-------- Material

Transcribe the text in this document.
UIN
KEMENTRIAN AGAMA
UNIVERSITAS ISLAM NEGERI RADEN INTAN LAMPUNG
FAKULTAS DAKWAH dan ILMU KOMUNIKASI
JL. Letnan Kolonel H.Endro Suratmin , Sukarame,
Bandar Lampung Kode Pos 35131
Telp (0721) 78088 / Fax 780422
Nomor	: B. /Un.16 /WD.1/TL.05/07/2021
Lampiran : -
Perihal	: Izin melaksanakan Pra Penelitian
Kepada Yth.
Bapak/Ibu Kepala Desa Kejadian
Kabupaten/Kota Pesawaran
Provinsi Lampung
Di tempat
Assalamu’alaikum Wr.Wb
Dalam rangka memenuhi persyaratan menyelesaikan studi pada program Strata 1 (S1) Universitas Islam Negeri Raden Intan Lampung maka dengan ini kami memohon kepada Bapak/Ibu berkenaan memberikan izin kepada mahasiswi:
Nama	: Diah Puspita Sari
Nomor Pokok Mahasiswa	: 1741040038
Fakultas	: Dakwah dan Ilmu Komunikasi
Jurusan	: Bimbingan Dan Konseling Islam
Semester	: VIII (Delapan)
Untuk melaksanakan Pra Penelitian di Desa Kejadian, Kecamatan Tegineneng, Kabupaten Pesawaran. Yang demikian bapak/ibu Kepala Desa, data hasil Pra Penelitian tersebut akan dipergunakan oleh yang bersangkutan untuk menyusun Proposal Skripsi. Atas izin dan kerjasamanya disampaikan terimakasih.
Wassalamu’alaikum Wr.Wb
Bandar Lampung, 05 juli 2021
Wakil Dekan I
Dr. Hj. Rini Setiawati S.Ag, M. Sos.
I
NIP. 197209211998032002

----------------

The task: Write out every record verbatim.

Answer in full:
Transcribe the text in this document.
UIN
KEMENTRIAN AGAMA
UNIVERSITAS ISLAM NEGERI RADEN INTAN LAMPUNG
FAKULTAS DAKWAH dan ILMU KOMUNIKASI
JL. Letnan Kolonel H.Endro Suratmin , Sukarame,
Bandar Lampung Kode Pos 35131
Telp (0721) 78088 / Fax 780422
Nomor	: B. /Un.16 /WD.1/TL.05/07/2021
Lampiran : -
Perihal	: Izin melaksanakan Pra Penelitian
Kepada Yth.
Bapak/Ibu Kepala Desa Kejadian
Kabupaten/Kota Pesawaran
Provinsi Lampung
Di tempat
Assalamu’alaikum Wr.Wb
Dalam rangka memenuhi persyaratan menyelesaikan studi pada program Strata 1 (S1) Universitas Islam Negeri Raden Intan Lampung maka dengan ini kami memohon kepada Bapak/Ibu berkenaan memberikan izin kepada mahasiswi:
Nama	: Diah Puspita Sari
Nomor Pokok Mahasiswa	: 1741040038
Fakultas	: Dakwah dan Ilmu Komunikasi
Jurusan	: Bimbingan Dan Konseling Islam
Semester	: VIII (Delapan)
Untuk melaksanakan Pra Penelitian di Desa Kejadian, Kecamatan Tegineneng, Kabupaten Pesawaran. Yang demikian bapak/ibu Kepala Desa, data hasil Pra Penelitian tersebut akan dipergunakan oleh yang bersangkutan untuk menyusun Proposal Skripsi. Atas izin dan kerjasamanya disampaikan terimakasih.
Wassalamu’alaikum Wr.Wb
Bandar Lampung, 05 juli 2021
Wakil Dekan I
Dr. Hj. Rini Setiawati S.Ag, M. Sos.
I
NIP. 197209211998032002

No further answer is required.